## Soal dan Tugas:
1. Menurut penggalan teks tentang Sneevliet, di kota mana dan pada tanggal berapa ia lahir?
2. Berdasarkan penggalan teks tentang Sneevliet, jelaskan mengapa di negeri asalnya ia masuk daftar buronan.

## Penggalan Teks:
Di negeri asalnya, dia adalah petaka bagi rezim. Kepalanya terlalu keras untuk
ditundukkan. Akibatnya, dia masuk daftar buronan, yang siap diseret ke penjara
kapan saja.
Bernama
lengkap Hendricus Josephus Franciscus Marie Sneevliet, kita lebih mengenalnya
dengan nama nama Sneevliet. Ia lahir di
Rotterdam, 13 Mei 1883. Proses berpolitiknya dimulai ketika tahun 1901,
dia bekerja sebagai buruh di sebuah pabrik di Belanda. Akhirnya, pada
usia 20–an, dia mulai berkenalan dengan gelanggang politik. Ia bergabung dalam
Sociaal Democratische Arbeid Partij
(Partai Buruh Sosial Demokrat) di Nederland hingga tahun 1909, yakni sebagai
anggota Dewan Kota Zwolle.
Setelah itu dia diangkat sebagai pimpinan serikat buruh kereta api dan
trem (National Union of Rail and Tramway
Personnel) pada tahun 1911.

## Daftar Catatan:
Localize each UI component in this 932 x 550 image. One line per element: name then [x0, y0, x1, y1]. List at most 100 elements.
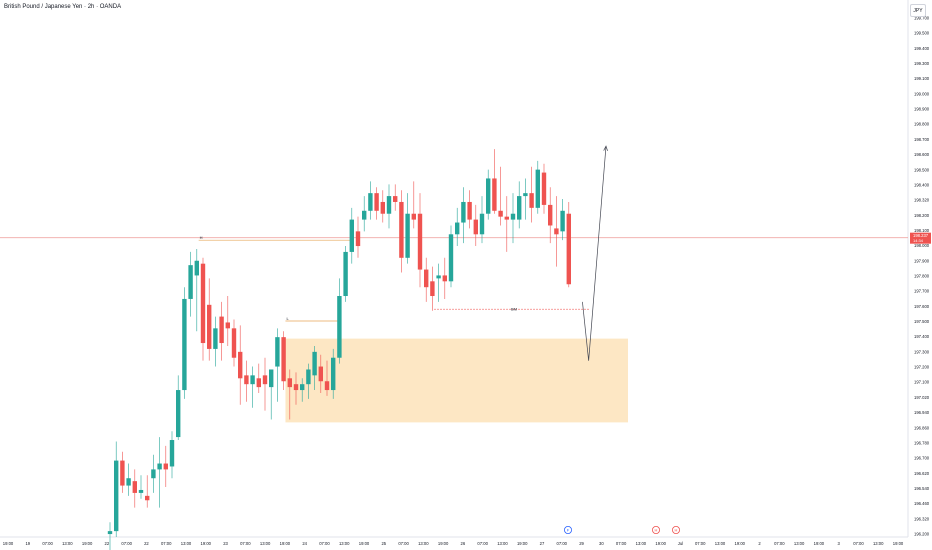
candle-25 — [262, 357, 268, 411]
y-tick-label: 199.700 — [914, 16, 930, 21]
price-badge-time: 14:34 — [913, 238, 924, 243]
candle-18 — [219, 301, 224, 361]
high-level-label: H — [200, 235, 203, 240]
x-tick-label: 13:00 — [339, 541, 350, 546]
candle-28 — [281, 331, 286, 391]
candle-body-55 — [448, 234, 454, 282]
x-tick-label: 26 — [461, 541, 466, 546]
candle-48 — [405, 193, 410, 264]
y-tick-label: 198.000 — [914, 243, 930, 248]
event-marker-label: H — [675, 528, 678, 533]
candle-body-65 — [510, 213, 516, 220]
x-tick-label: 07:00 — [477, 541, 488, 546]
candle-body-36 — [331, 357, 336, 391]
y-tick-label: 199.000 — [914, 91, 930, 96]
x-tick-label: 13:00 — [260, 541, 271, 546]
candle-45 — [386, 184, 392, 229]
candle-67 — [523, 178, 528, 220]
candle-body-13 — [188, 265, 193, 299]
y-tick-label: 197.300 — [914, 349, 930, 354]
y-tick-label: 198.600 — [914, 152, 930, 157]
candle-49 — [411, 181, 416, 229]
candle-body-11 — [176, 390, 181, 438]
candle-body-20 — [231, 328, 237, 358]
candle-52 — [430, 266, 435, 311]
candle-16 — [207, 278, 212, 361]
y-tick-label: 199.300 — [914, 61, 930, 66]
candle-body-19 — [225, 322, 230, 329]
candle-55 — [448, 225, 454, 288]
candle-63 — [498, 166, 503, 226]
x-tick-label: 07:00 — [240, 541, 251, 546]
candle-10 — [169, 431, 175, 479]
candle-body-51 — [424, 269, 429, 288]
candle-9 — [163, 445, 168, 488]
x-tick-label: 19:00 — [893, 541, 904, 546]
candle-66 — [517, 181, 522, 229]
x-tick-label: 30 — [599, 541, 604, 546]
y-tick-label: 198.700 — [914, 137, 930, 142]
x-tick-label: 22 — [144, 541, 149, 546]
candle-body-48 — [405, 213, 410, 258]
candle-body-4 — [132, 481, 137, 493]
candle-body-28 — [281, 337, 286, 382]
candle-body-69 — [535, 169, 540, 208]
candle-body-23 — [250, 375, 255, 385]
y-tick-label: 197.200 — [914, 365, 930, 370]
event-marker-1[interactable]: H — [652, 526, 661, 535]
candle-body-58 — [467, 201, 472, 220]
candle-body-16 — [207, 304, 212, 349]
y-tick-label: 198.800 — [914, 122, 930, 127]
x-tick-label: 07:00 — [161, 541, 172, 546]
currency-badge[interactable]: JPY — [910, 4, 926, 17]
candle-51 — [424, 257, 429, 302]
x-tick-label: 19:00 — [438, 541, 449, 546]
candle-body-12 — [182, 298, 187, 391]
candle-19 — [225, 296, 230, 346]
x-tick-label: 19:00 — [814, 541, 825, 546]
candle-32 — [306, 363, 311, 399]
y-tick-label: 198.320 — [914, 198, 930, 203]
y-tick-label: 198.900 — [914, 107, 930, 112]
y-tick-label: 197.100 — [914, 380, 930, 385]
x-tick-label: 07:00 — [853, 541, 864, 546]
x-tick-label: 07:00 — [695, 541, 706, 546]
x-tick-label: 13:00 — [636, 541, 647, 546]
candle-2 — [120, 451, 125, 493]
x-tick-label: 29 — [579, 541, 584, 546]
y-tick-label: 196.460 — [914, 501, 930, 506]
candle-65 — [510, 193, 516, 244]
y-tick-label: 198.100 — [914, 228, 930, 233]
candle-body-29 — [287, 378, 292, 388]
x-tick-label: 19 — [25, 541, 30, 546]
candle-6 — [145, 475, 150, 508]
candle-body-52 — [430, 281, 435, 297]
x-tick-label: 13:00 — [181, 541, 192, 546]
event-marker-0[interactable]: F — [564, 526, 573, 535]
candle-body-10 — [169, 440, 175, 467]
x-tick-label: 2 — [758, 541, 761, 546]
candle-54 — [442, 257, 447, 299]
y-tick-label: 198.500 — [914, 167, 930, 172]
candle-body-56 — [455, 222, 460, 235]
candle-body-33 — [312, 351, 317, 376]
y-tick-label: 196.540 — [914, 486, 930, 491]
candle-body-3 — [126, 478, 131, 486]
y-tick-label: 197.400 — [914, 334, 930, 339]
event-marker-2[interactable]: H — [672, 526, 681, 535]
candle-23 — [250, 366, 255, 408]
candle-21 — [238, 325, 243, 405]
projection-path — [582, 146, 607, 361]
x-tick-label: 07:00 — [319, 541, 330, 546]
event-marker-circle — [672, 526, 681, 535]
x-tick-label: 07:00 — [774, 541, 785, 546]
bm-level-label: BM — [511, 307, 517, 312]
candle-30 — [293, 372, 299, 405]
candle-12 — [182, 287, 187, 399]
y-tick-label: 196.940 — [914, 410, 930, 415]
low-level-label: L — [286, 316, 289, 321]
candle-3 — [126, 463, 131, 496]
y-tick-label: 196.320 — [914, 516, 930, 521]
y-tick-label: 196.700 — [914, 456, 930, 461]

## Jawaban Tiap Soal:
1. Sneevliet lahir di Rotterdam pada 13 Mei 1883.

2. Sneevliet masuk daftar buronan karena kepalanya terlalu keras untuk ditundukkan. Ia menjadi petaka bagi rezim di negeri asalnya sehingga siap diseret ke penjara kapan saja.